TO BE DONE: Gather, from the data below, each line in which the word "сосны" occurs.

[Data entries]
========

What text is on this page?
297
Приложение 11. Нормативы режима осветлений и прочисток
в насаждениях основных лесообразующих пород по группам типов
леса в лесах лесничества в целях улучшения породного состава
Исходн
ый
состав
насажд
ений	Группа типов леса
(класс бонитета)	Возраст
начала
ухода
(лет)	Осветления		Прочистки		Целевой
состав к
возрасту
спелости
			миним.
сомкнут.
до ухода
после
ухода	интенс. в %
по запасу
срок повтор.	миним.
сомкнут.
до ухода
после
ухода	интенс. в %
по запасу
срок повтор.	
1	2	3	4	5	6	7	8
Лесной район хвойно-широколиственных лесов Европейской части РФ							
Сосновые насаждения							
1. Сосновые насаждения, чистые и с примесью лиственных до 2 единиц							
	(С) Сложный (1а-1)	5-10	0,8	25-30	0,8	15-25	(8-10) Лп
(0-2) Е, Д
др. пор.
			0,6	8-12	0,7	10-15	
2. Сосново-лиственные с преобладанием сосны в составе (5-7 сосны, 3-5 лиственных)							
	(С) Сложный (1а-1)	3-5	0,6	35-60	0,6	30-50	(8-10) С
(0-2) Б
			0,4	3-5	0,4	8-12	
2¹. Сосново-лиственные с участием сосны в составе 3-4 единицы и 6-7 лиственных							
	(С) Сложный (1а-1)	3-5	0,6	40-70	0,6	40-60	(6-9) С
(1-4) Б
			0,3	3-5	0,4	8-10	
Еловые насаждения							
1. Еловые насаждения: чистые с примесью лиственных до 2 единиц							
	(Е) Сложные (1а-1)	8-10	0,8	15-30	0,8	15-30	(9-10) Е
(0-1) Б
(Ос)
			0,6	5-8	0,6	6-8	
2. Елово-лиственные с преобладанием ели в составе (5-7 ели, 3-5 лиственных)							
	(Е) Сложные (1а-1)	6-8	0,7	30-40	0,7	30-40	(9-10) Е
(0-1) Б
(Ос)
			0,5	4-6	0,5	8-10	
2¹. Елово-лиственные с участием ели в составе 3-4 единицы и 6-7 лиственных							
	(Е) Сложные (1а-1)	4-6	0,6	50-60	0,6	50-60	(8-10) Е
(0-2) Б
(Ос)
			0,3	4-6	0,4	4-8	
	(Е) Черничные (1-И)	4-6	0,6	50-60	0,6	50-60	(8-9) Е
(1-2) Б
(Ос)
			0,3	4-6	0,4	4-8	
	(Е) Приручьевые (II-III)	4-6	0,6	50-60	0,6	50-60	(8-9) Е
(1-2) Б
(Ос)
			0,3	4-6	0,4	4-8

========

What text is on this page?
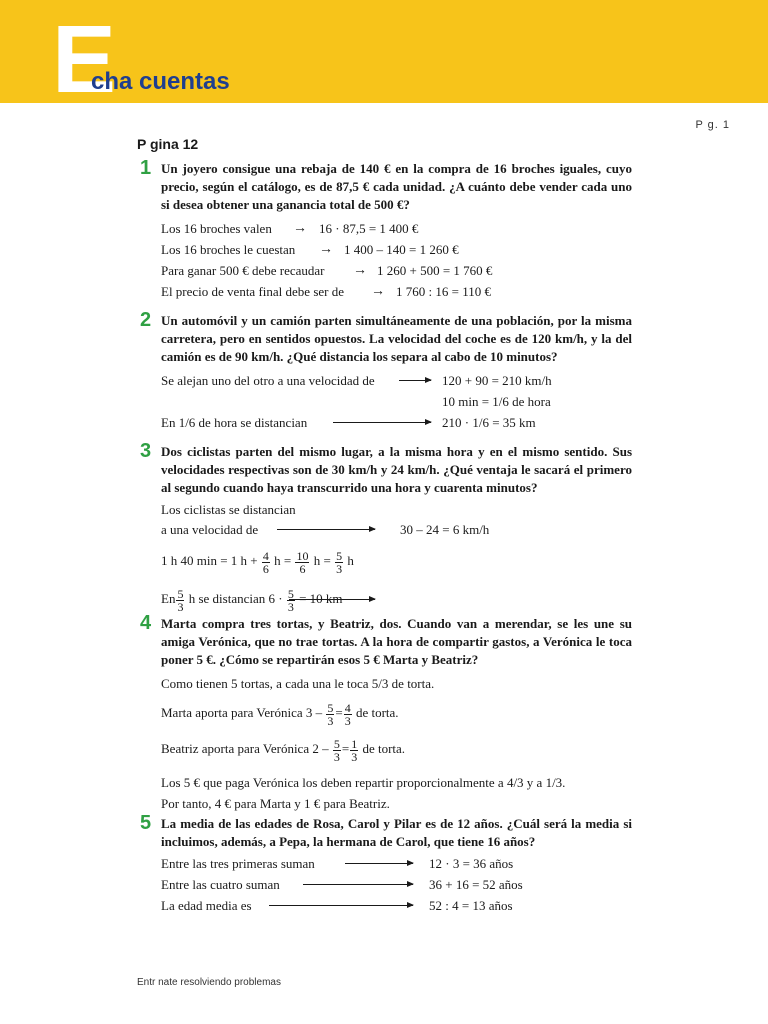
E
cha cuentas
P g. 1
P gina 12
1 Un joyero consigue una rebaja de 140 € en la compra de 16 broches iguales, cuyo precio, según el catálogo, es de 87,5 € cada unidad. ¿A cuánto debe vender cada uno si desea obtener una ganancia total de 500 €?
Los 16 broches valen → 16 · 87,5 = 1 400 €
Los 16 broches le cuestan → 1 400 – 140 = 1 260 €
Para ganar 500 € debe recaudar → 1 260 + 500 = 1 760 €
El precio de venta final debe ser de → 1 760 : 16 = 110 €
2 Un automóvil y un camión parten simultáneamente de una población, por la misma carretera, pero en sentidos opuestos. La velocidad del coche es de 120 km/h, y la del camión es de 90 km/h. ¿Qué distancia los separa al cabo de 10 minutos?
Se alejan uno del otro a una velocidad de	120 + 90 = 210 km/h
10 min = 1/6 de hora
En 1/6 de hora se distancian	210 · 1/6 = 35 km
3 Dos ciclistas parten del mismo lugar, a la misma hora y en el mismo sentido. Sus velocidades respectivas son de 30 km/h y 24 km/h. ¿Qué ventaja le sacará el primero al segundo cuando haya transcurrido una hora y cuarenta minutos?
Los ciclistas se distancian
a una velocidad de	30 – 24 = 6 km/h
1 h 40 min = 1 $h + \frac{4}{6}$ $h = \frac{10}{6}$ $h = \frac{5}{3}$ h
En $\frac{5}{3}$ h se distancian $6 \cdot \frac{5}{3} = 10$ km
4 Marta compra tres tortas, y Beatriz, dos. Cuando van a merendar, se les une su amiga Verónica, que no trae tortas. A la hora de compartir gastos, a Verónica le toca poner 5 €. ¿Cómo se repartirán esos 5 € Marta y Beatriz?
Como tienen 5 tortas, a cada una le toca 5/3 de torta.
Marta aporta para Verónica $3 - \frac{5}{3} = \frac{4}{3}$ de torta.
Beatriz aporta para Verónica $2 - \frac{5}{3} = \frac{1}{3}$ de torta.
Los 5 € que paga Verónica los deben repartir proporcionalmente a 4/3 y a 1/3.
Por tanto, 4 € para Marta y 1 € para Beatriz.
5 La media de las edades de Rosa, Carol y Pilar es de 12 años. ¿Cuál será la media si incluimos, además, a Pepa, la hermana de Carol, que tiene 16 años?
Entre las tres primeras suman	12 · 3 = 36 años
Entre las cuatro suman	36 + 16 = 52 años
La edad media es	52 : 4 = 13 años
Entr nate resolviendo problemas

========

WRITTEN SOLUTION:
2. Сосново-лиственные с преобладанием сосны в составе (5-7 сосны, 3-5 лиственных)							
2¹. Сосново-лиственные с участием сосны в составе 3-4 единицы и 6-7 лиственных							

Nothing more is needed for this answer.